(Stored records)
++++

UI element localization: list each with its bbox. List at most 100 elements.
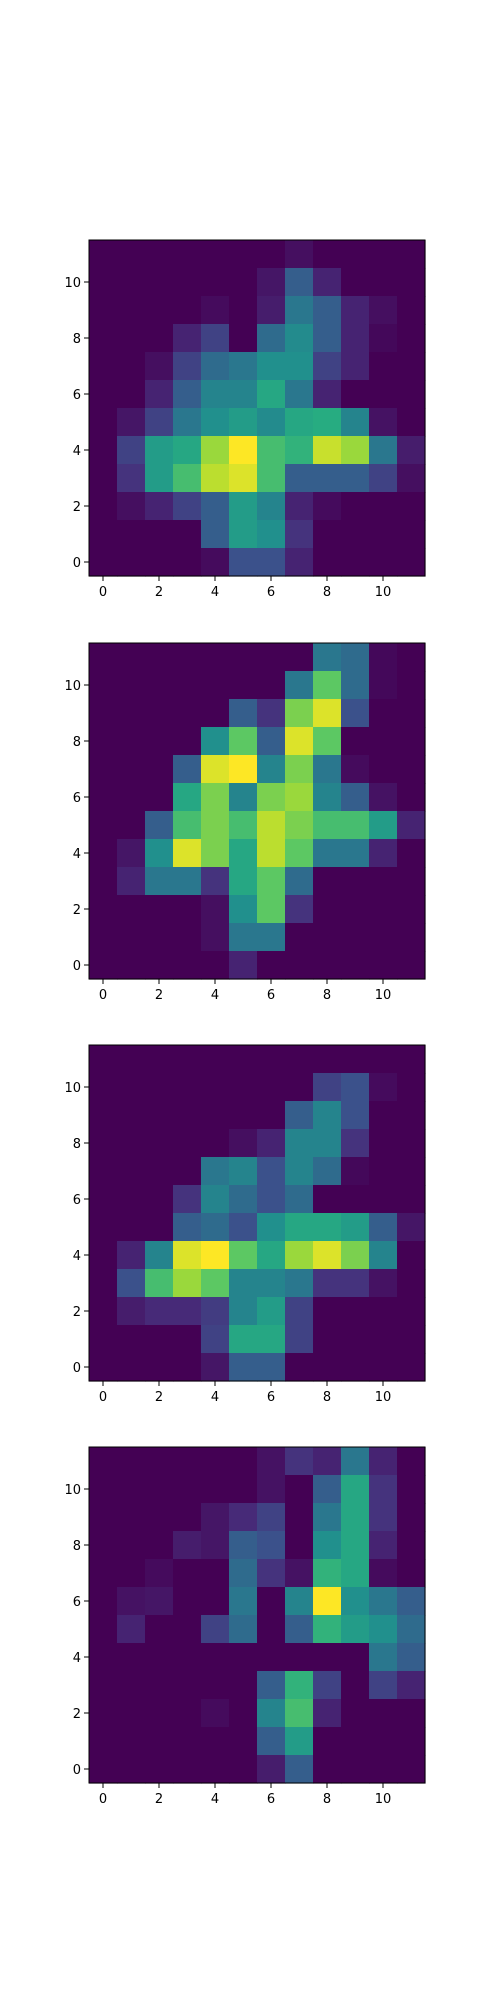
heatmap-cell [397,811,426,840]
heatmap-cell [257,520,286,549]
heatmap-cell [201,1503,230,1532]
heatmap-cell [341,408,370,437]
y-tick-label: 4 [73,1651,81,1666]
heatmap-cell [369,699,398,728]
heatmap-cell [201,324,230,353]
heatmap-cell [145,408,174,437]
y-tick-label: 6 [73,1193,81,1208]
heatmap-cell [257,699,286,728]
x-tick-label: 4 [211,1390,219,1405]
heatmap-cell [341,1045,370,1074]
heatmap-cell [341,1213,370,1242]
heatmap-cell [89,324,118,353]
heatmap-cell [201,464,230,493]
x-tick-label: 4 [211,585,219,600]
heatmap-cell [145,671,174,700]
heatmap-cell [397,951,426,980]
heatmap-cell [257,867,286,896]
heatmap-cell [229,1531,258,1560]
heatmap-cell [201,1213,230,1242]
heatmap-cell [313,867,342,896]
heatmap-cell [341,1643,370,1672]
heatmap-cell [257,1503,286,1532]
heatmap-cell [313,268,342,297]
heatmap-cell [89,380,118,409]
heatmap-cell [173,1755,202,1784]
heatmap-cell [89,867,118,896]
y-tick-label: 0 [73,1361,81,1376]
heatmap-cell [369,811,398,840]
heatmap-cell [397,1559,426,1588]
heatmap-cell [173,755,202,784]
heatmap-cell [341,1269,370,1298]
heatmap-cell [117,1297,146,1326]
heatmap-cell [201,1643,230,1672]
heatmap-cell [173,727,202,756]
heatmap-cell [397,1129,426,1158]
heatmap-cell [285,727,314,756]
heatmap-cell [201,380,230,409]
heatmap-cell [229,1325,258,1354]
heatmap-cell [397,783,426,812]
y-tick-label: 8 [73,735,81,750]
heatmap-cell [369,548,398,577]
heatmap-cell [285,643,314,672]
heatmap-cell [173,1297,202,1326]
heatmap-cell [257,1297,286,1326]
heatmap-cell [313,1269,342,1298]
heatmap-cell [397,1213,426,1242]
heatmap-cell [117,867,146,896]
heatmap-cell [313,1045,342,1074]
heatmap-cell [229,1699,258,1728]
heatmap-cell [341,1727,370,1756]
heatmap-cell [313,1129,342,1158]
heatmap-cell [173,839,202,868]
heatmap-cell [285,1559,314,1588]
y-tick-label: 8 [73,1137,81,1152]
heatmap-cell [397,436,426,465]
heatmap-cell [257,1241,286,1270]
heatmap-cell [257,1157,286,1186]
heatmap-cell [173,1073,202,1102]
heatmap-cell [117,727,146,756]
heatmap-cell [257,951,286,980]
heatmap-cell [117,1325,146,1354]
heatmap-cell [145,1727,174,1756]
x-tick-label: 0 [99,1390,107,1405]
heatmap-cell [229,268,258,297]
heatmap-cell [397,1615,426,1644]
heatmap-cell [173,1615,202,1644]
heatmap-cell [229,867,258,896]
heatmap-cell [257,1755,286,1784]
heatmap-cell [201,1699,230,1728]
heatmap-cell [313,380,342,409]
heatmap-cell [229,1129,258,1158]
heatmap-cell [313,895,342,924]
heatmap-cell [313,1353,342,1382]
heatmap-cell [397,296,426,325]
heatmap-cell [145,1213,174,1242]
heatmap-cell [257,1671,286,1700]
heatmap-cell [89,895,118,924]
heatmap-cell [397,1531,426,1560]
heatmap-cell [201,1447,230,1476]
heatmap-cell [369,436,398,465]
heatmap-cell [201,240,230,269]
y-tick-label: 0 [73,959,81,974]
heatmap-cell [229,324,258,353]
y-tick-label: 10 [64,276,81,291]
heatmap-cell [313,1727,342,1756]
x-tick-label: 6 [267,1792,275,1807]
heatmap-cell [369,1073,398,1102]
heatmap-cell [89,548,118,577]
axes-frame [88,239,426,577]
heatmap-cell [229,727,258,756]
heatmap-cell [341,492,370,521]
heatmap-cell [117,1727,146,1756]
heatmap-cell [201,1559,230,1588]
heatmap-cell [341,1241,370,1270]
heatmap-cell [173,1671,202,1700]
heatmap-cell [313,755,342,784]
heatmap-cell [341,1073,370,1102]
y-tick-label: 8 [73,1539,81,1554]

++++

WRITTEN INSTRUCTION:
Copy out the whole listing above word for word, but leave out the pictures.

OUTPUT FOR THIS EXERCISE:
UI element localization: list each with its bbox. List at most 100 elements.
heatmap-cell [397,811,426,840]
heatmap-cell [257,520,286,549]
heatmap-cell [201,1503,230,1532]
heatmap-cell [341,408,370,437]
y-tick-label: 4 [73,1651,81,1666]
heatmap-cell [369,699,398,728]
heatmap-cell [201,324,230,353]
heatmap-cell [145,408,174,437]
y-tick-label: 6 [73,1193,81,1208]
heatmap-cell [257,699,286,728]
x-tick-label: 4 [211,1390,219,1405]
heatmap-cell [341,1045,370,1074]
heatmap-cell [341,1213,370,1242]
heatmap-cell [89,324,118,353]
heatmap-cell [201,464,230,493]
x-tick-label: 4 [211,585,219,600]
heatmap-cell [145,671,174,700]
heatmap-cell [397,951,426,980]
heatmap-cell [257,867,286,896]
heatmap-cell [229,1531,258,1560]
heatmap-cell [201,1213,230,1242]
heatmap-cell [313,867,342,896]
heatmap-cell [341,1643,370,1672]
heatmap-cell [257,1503,286,1532]
heatmap-cell [313,268,342,297]
heatmap-cell [89,380,118,409]
heatmap-cell [173,1755,202,1784]
heatmap-cell [89,867,118,896]
y-tick-label: 0 [73,1361,81,1376]
heatmap-cell [369,811,398,840]
heatmap-cell [397,1559,426,1588]
heatmap-cell [173,755,202,784]
heatmap-cell [341,1269,370,1298]
heatmap-cell [117,1297,146,1326]
heatmap-cell [201,1643,230,1672]
heatmap-cell [173,727,202,756]
heatmap-cell [397,1129,426,1158]
heatmap-cell [285,727,314,756]
heatmap-cell [201,380,230,409]
heatmap-cell [229,1325,258,1354]
heatmap-cell [397,783,426,812]
y-tick-label: 8 [73,735,81,750]
heatmap-cell [369,548,398,577]
heatmap-cell [285,643,314,672]
heatmap-cell [173,1297,202,1326]
heatmap-cell [257,1297,286,1326]
heatmap-cell [313,1269,342,1298]
heatmap-cell [397,1213,426,1242]
heatmap-cell [117,867,146,896]
heatmap-cell [313,1045,342,1074]
heatmap-cell [229,1699,258,1728]
heatmap-cell [341,1727,370,1756]
heatmap-cell [313,1129,342,1158]
heatmap-cell [173,839,202,868]
heatmap-cell [285,1559,314,1588]
y-tick-label: 8 [73,1137,81,1152]
heatmap-cell [397,436,426,465]
heatmap-cell [257,1241,286,1270]
heatmap-cell [257,1157,286,1186]
heatmap-cell [173,1073,202,1102]
heatmap-cell [117,727,146,756]
heatmap-cell [257,951,286,980]
heatmap-cell [117,1325,146,1354]
heatmap-cell [145,1727,174,1756]
x-tick-label: 0 [99,1390,107,1405]
heatmap-cell [229,268,258,297]
heatmap-cell [397,1615,426,1644]
heatmap-cell [173,1615,202,1644]
heatmap-cell [229,867,258,896]
heatmap-cell [257,1755,286,1784]
heatmap-cell [201,1699,230,1728]
heatmap-cell [313,380,342,409]
heatmap-cell [229,1129,258,1158]
heatmap-cell [313,895,342,924]
heatmap-cell [313,1353,342,1382]
heatmap-cell [397,296,426,325]
heatmap-cell [145,1213,174,1242]
heatmap-cell [257,1671,286,1700]
heatmap-cell [89,895,118,924]
heatmap-cell [397,1531,426,1560]
heatmap-cell [201,1447,230,1476]
heatmap-cell [369,436,398,465]
heatmap-cell [201,240,230,269]
y-tick-label: 0 [73,959,81,974]
heatmap-cell [229,324,258,353]
y-tick-label: 10 [64,276,81,291]
heatmap-cell [313,1727,342,1756]
x-tick-label: 6 [267,1792,275,1807]
heatmap-cell [369,1073,398,1102]
heatmap-cell [89,548,118,577]
axes-frame [88,239,426,577]
heatmap-cell [229,727,258,756]
heatmap-cell [341,492,370,521]
heatmap-cell [117,1727,146,1756]
heatmap-cell [201,1559,230,1588]
heatmap-cell [341,1241,370,1270]
heatmap-cell [173,1671,202,1700]
heatmap-cell [313,755,342,784]
heatmap-cell [341,1073,370,1102]
y-tick-label: 8 [73,1539,81,1554]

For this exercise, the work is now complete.